Stored data entries:
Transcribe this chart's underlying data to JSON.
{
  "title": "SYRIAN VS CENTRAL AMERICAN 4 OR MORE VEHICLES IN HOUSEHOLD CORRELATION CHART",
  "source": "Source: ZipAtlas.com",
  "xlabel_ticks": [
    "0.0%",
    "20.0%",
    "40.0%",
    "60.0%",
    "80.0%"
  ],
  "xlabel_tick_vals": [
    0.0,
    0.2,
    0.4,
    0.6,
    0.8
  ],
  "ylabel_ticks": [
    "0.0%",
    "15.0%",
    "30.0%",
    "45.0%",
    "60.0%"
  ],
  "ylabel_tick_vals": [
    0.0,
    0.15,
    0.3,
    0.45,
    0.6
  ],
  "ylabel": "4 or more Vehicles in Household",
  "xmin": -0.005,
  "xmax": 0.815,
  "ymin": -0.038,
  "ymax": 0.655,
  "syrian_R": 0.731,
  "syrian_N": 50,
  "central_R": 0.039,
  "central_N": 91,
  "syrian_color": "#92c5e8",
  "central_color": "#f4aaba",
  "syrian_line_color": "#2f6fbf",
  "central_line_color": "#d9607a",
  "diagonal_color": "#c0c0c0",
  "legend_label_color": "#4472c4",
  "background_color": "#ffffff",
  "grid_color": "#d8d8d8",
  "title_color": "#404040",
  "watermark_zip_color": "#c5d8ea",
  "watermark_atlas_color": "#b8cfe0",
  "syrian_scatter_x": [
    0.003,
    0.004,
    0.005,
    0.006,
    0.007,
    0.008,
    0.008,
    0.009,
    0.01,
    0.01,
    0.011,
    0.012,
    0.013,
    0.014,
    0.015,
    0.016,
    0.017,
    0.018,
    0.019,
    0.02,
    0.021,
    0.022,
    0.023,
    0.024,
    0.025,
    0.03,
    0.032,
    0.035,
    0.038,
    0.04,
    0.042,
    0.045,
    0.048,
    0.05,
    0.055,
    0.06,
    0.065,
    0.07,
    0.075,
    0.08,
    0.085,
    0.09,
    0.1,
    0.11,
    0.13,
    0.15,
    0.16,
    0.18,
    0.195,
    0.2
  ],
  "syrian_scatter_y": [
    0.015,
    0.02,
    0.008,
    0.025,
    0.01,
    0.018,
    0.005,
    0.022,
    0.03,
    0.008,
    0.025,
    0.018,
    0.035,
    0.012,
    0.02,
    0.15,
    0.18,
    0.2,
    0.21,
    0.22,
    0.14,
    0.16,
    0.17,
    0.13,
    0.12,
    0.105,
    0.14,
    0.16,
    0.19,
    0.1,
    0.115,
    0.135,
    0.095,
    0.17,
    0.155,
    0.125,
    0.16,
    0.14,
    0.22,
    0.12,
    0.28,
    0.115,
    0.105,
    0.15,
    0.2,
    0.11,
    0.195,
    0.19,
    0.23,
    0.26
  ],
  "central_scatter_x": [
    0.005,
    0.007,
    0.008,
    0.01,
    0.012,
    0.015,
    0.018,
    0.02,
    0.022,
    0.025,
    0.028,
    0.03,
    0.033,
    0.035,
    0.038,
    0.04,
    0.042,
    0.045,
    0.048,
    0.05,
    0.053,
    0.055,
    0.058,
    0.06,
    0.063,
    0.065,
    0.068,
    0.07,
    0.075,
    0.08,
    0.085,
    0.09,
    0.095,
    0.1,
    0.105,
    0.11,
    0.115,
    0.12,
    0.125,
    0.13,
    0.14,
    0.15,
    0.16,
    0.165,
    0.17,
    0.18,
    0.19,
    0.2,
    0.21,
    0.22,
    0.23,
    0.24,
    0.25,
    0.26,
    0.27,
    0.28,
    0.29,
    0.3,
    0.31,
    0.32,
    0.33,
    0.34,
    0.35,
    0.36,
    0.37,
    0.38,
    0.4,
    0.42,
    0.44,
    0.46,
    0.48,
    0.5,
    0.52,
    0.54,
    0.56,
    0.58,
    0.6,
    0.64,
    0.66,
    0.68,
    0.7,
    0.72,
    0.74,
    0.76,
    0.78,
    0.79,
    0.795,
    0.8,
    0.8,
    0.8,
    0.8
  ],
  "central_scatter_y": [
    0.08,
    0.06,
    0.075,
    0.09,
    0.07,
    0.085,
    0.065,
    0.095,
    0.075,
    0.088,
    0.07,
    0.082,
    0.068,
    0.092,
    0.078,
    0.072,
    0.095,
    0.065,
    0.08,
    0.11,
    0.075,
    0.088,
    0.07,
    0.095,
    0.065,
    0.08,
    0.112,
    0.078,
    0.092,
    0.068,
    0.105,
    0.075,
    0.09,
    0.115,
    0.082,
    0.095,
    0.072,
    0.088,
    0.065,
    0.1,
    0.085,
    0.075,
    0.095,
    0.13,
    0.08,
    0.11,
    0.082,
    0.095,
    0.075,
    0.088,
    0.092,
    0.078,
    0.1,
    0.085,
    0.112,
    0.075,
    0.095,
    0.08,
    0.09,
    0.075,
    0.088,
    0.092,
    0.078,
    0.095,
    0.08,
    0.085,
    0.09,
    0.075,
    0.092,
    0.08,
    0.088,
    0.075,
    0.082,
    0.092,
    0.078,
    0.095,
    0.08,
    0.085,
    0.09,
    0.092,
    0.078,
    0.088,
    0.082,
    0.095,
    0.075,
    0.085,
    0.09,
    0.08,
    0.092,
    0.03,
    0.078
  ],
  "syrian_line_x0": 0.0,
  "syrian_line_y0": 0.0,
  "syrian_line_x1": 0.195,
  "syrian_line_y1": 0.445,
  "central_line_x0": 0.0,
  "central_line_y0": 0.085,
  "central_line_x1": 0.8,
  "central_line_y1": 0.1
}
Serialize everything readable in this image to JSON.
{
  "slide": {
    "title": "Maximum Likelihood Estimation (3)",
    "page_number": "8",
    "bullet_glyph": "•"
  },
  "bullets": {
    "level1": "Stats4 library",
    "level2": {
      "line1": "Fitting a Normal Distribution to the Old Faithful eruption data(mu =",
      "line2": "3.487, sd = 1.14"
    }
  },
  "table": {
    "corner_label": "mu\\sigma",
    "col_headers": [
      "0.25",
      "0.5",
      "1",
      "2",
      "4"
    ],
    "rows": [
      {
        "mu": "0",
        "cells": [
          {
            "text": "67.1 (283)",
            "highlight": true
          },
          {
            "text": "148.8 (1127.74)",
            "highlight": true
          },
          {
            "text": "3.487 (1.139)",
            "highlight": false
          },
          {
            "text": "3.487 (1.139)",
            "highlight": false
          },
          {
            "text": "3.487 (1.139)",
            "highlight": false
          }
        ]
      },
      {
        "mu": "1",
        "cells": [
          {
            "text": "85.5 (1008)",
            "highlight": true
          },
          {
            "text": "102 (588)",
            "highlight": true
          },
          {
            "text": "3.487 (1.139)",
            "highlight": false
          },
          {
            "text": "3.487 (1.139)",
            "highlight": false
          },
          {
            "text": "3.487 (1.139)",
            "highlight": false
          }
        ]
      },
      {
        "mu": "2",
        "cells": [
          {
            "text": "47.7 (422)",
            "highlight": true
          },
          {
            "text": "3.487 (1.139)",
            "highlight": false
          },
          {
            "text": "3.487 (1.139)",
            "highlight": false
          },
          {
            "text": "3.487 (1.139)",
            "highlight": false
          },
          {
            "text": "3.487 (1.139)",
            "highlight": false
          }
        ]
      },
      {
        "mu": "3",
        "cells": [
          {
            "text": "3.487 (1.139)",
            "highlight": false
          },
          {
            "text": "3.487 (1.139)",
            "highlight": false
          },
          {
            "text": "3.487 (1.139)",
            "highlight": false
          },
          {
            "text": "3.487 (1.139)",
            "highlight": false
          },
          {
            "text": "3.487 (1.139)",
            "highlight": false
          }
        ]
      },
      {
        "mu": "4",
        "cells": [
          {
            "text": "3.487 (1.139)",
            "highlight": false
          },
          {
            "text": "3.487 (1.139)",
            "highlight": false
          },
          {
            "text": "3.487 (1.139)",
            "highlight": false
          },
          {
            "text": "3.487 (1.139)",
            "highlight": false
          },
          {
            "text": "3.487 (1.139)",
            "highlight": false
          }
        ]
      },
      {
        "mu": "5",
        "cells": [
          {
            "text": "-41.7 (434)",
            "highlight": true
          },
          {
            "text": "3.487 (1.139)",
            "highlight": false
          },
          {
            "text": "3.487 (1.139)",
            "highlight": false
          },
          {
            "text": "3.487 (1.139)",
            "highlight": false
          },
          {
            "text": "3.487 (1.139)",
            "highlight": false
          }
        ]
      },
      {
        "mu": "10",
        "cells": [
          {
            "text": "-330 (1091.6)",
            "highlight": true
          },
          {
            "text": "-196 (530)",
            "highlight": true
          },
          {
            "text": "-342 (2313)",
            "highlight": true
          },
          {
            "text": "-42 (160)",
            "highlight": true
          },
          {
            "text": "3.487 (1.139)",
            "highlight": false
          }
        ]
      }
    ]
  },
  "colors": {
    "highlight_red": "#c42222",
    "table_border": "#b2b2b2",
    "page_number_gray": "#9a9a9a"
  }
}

● **WHAT TO DO**
Within the material above, find the lines that contain the word "JSON"; copy them.

● **WRITTEN RESPONSE**
Transcribe this chart's underlying data to JSON.
Serialize everything readable in this image to JSON.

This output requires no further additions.